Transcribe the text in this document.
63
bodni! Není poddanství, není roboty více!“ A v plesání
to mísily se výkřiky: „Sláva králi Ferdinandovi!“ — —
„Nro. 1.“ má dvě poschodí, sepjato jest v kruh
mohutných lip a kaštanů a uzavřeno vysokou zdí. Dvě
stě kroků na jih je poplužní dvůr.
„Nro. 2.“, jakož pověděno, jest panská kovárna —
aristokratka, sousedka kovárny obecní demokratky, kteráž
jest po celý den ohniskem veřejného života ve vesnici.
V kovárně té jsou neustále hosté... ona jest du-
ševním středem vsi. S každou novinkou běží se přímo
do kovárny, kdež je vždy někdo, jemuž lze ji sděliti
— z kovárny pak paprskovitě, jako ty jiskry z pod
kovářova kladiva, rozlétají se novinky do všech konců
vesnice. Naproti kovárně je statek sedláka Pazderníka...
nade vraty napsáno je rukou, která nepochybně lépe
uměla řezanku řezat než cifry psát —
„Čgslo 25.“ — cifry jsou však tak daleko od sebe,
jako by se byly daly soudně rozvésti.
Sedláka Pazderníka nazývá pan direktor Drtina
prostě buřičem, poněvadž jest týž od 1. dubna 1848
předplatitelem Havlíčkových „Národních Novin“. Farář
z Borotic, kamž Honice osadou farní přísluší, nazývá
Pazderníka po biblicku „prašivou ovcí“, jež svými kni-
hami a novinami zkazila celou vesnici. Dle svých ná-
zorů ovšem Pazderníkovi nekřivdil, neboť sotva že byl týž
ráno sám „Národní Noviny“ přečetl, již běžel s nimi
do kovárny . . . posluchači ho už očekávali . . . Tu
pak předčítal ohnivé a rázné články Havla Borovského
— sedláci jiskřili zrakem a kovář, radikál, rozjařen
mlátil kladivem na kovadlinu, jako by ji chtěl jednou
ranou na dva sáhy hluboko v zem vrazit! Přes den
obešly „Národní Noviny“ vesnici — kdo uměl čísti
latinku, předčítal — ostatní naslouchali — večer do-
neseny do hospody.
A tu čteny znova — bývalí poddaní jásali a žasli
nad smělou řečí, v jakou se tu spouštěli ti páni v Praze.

---

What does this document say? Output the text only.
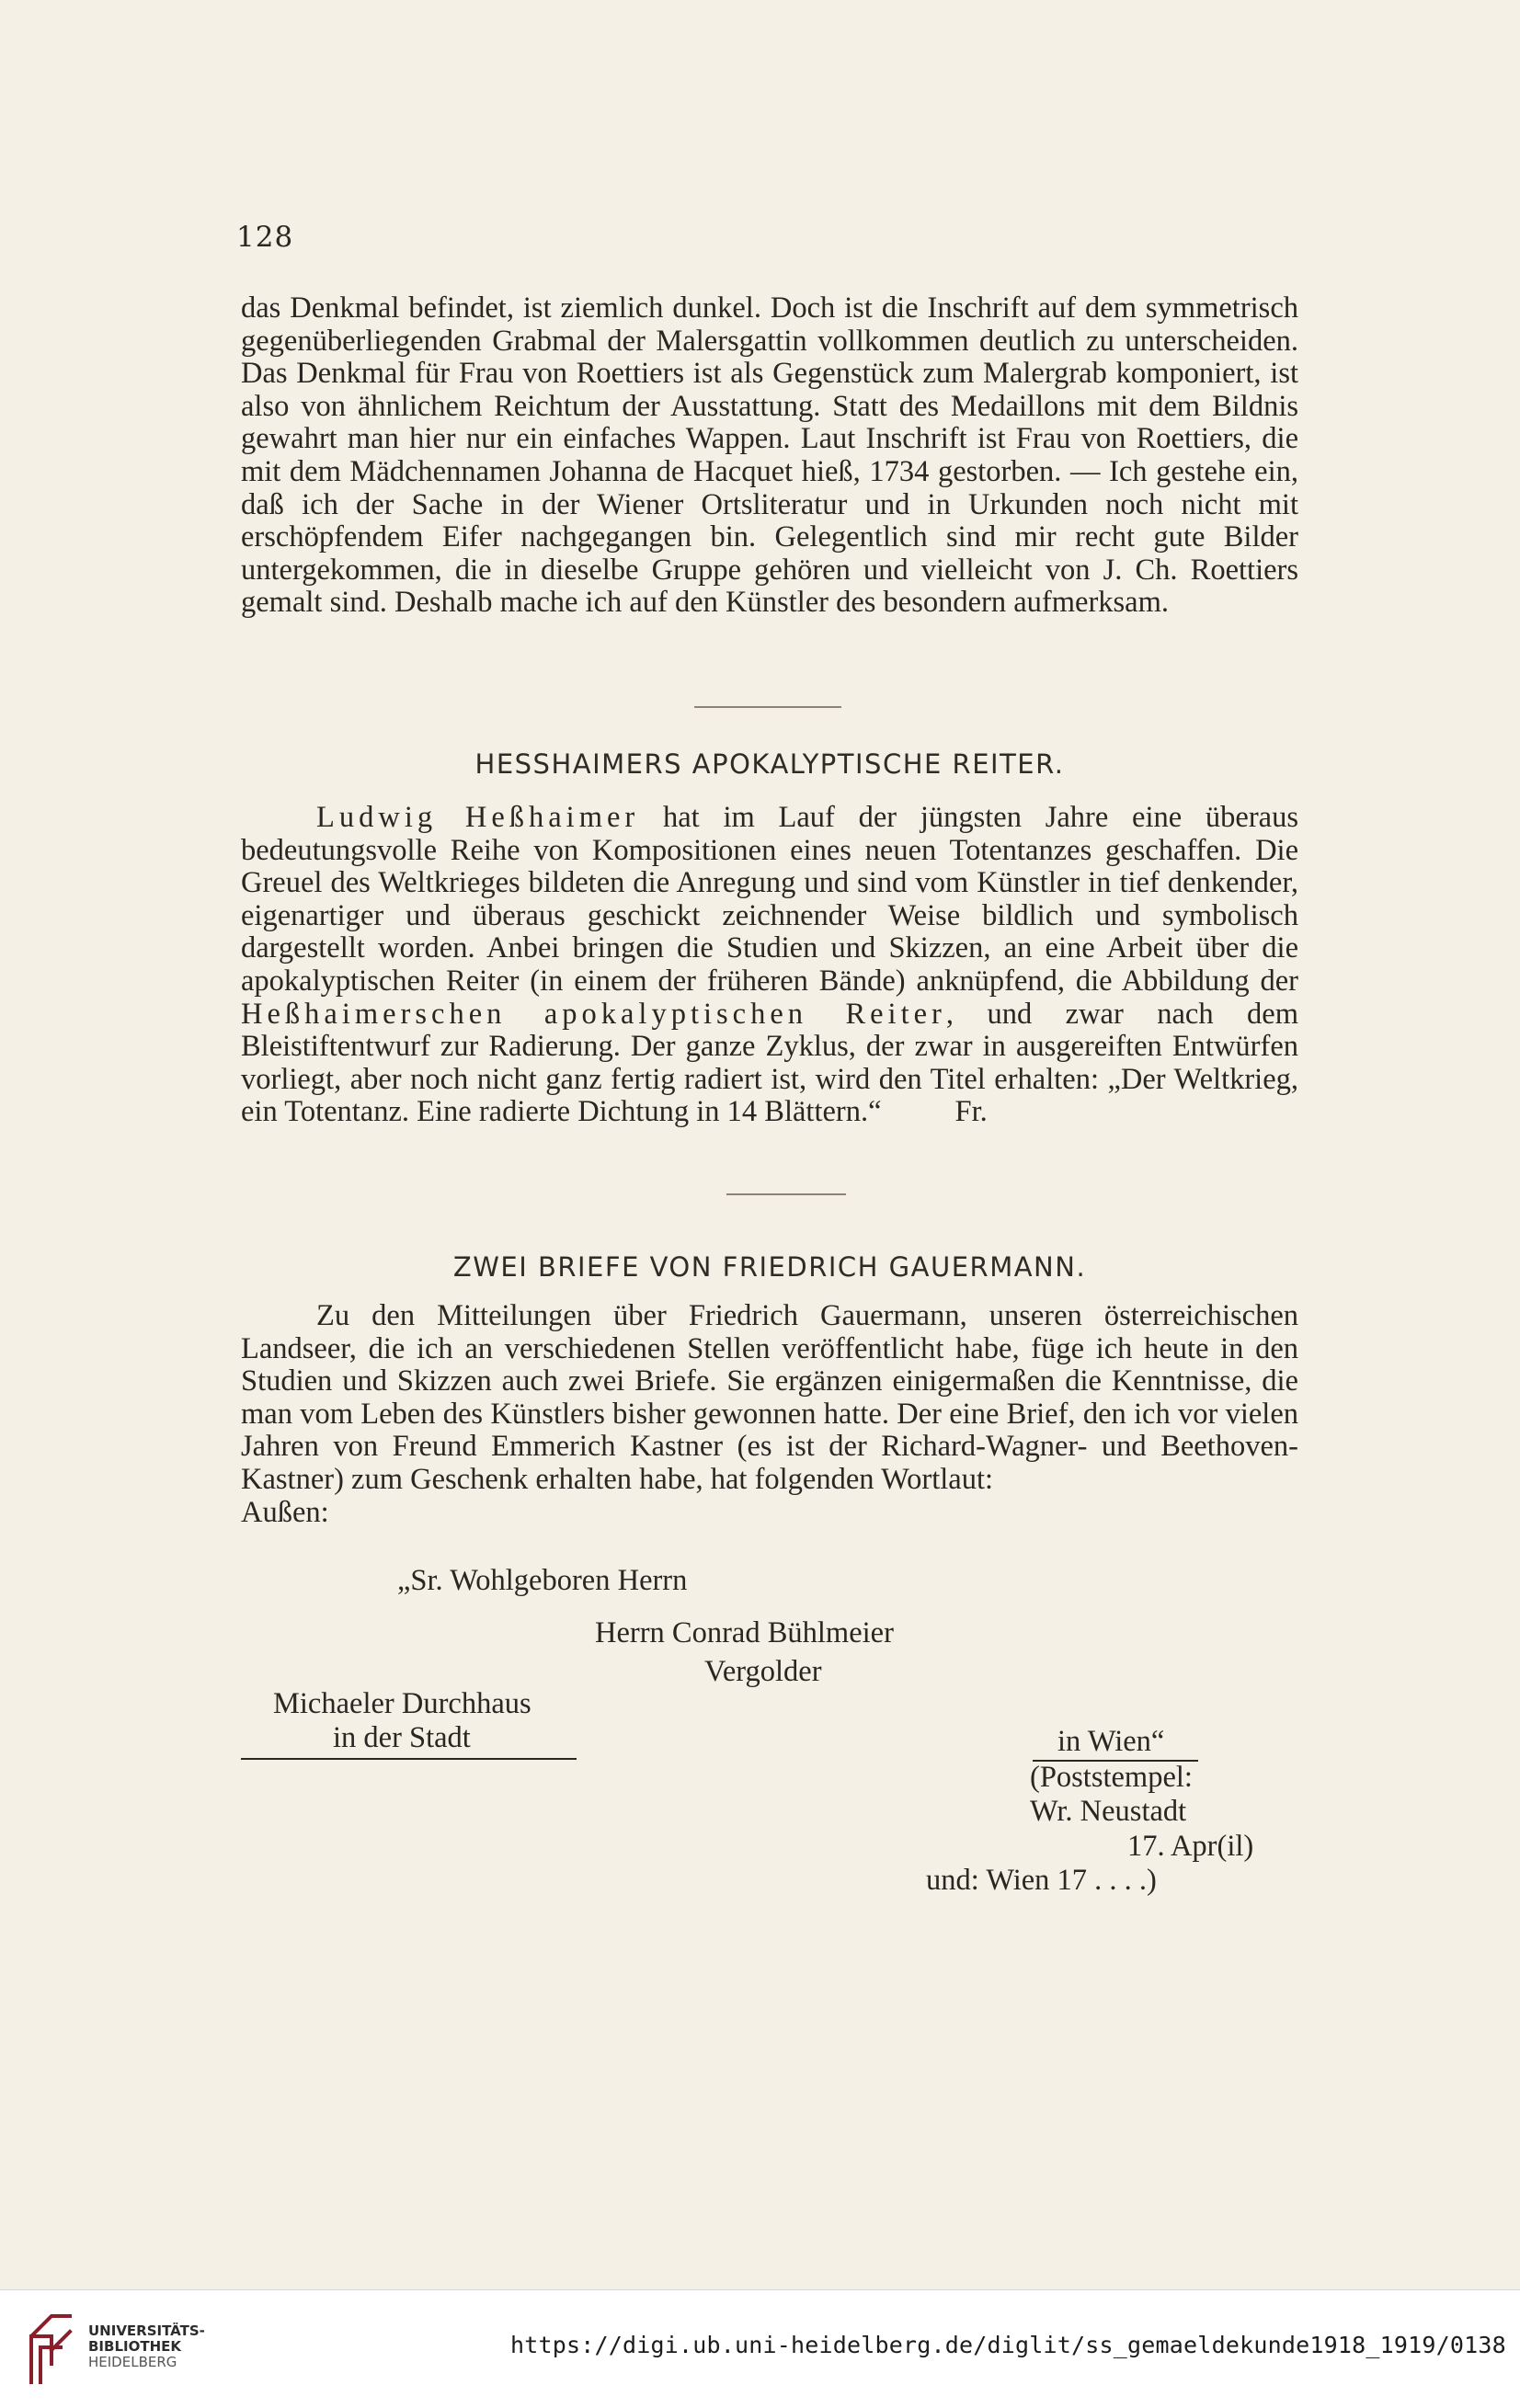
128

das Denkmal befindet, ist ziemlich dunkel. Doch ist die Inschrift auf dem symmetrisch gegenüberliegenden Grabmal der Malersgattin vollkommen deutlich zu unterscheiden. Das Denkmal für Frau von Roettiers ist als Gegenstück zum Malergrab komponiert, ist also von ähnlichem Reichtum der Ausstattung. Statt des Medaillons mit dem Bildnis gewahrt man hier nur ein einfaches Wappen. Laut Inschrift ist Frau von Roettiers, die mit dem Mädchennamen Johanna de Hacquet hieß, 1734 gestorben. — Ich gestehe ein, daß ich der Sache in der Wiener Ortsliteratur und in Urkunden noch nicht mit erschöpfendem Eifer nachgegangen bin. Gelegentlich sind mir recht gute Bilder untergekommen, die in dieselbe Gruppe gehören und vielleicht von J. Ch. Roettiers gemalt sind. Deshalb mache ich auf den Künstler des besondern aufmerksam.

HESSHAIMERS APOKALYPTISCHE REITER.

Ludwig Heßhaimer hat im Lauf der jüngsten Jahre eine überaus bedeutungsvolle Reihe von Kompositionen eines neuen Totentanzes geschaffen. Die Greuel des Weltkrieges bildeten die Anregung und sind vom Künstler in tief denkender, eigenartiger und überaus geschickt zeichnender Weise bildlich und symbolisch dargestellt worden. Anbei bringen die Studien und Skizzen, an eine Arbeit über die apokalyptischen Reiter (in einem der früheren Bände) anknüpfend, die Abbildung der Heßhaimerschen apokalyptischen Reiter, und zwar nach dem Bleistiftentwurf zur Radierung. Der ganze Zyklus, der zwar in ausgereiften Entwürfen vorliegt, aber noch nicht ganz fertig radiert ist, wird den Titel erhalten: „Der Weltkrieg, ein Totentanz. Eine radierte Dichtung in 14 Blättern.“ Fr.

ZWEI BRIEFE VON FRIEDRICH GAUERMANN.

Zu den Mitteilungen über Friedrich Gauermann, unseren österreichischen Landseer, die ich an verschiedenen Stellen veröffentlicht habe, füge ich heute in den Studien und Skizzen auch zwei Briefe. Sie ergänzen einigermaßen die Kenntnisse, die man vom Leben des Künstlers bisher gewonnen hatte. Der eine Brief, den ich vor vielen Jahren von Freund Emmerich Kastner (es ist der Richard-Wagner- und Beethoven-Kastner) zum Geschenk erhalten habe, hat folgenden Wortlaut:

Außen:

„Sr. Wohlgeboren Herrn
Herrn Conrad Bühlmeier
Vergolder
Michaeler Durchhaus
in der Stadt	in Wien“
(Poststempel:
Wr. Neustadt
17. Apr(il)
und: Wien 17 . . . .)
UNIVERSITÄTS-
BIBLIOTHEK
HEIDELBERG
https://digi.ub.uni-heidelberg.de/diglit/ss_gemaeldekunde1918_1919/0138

[The task] Look through the material and copy each line that has "jsou".

[Solution to this exercise]
V kovárně té jsou neustále hosté... ona jest du-
„Čgslo 25.“ — cifry jsou však tak daleko od sebe,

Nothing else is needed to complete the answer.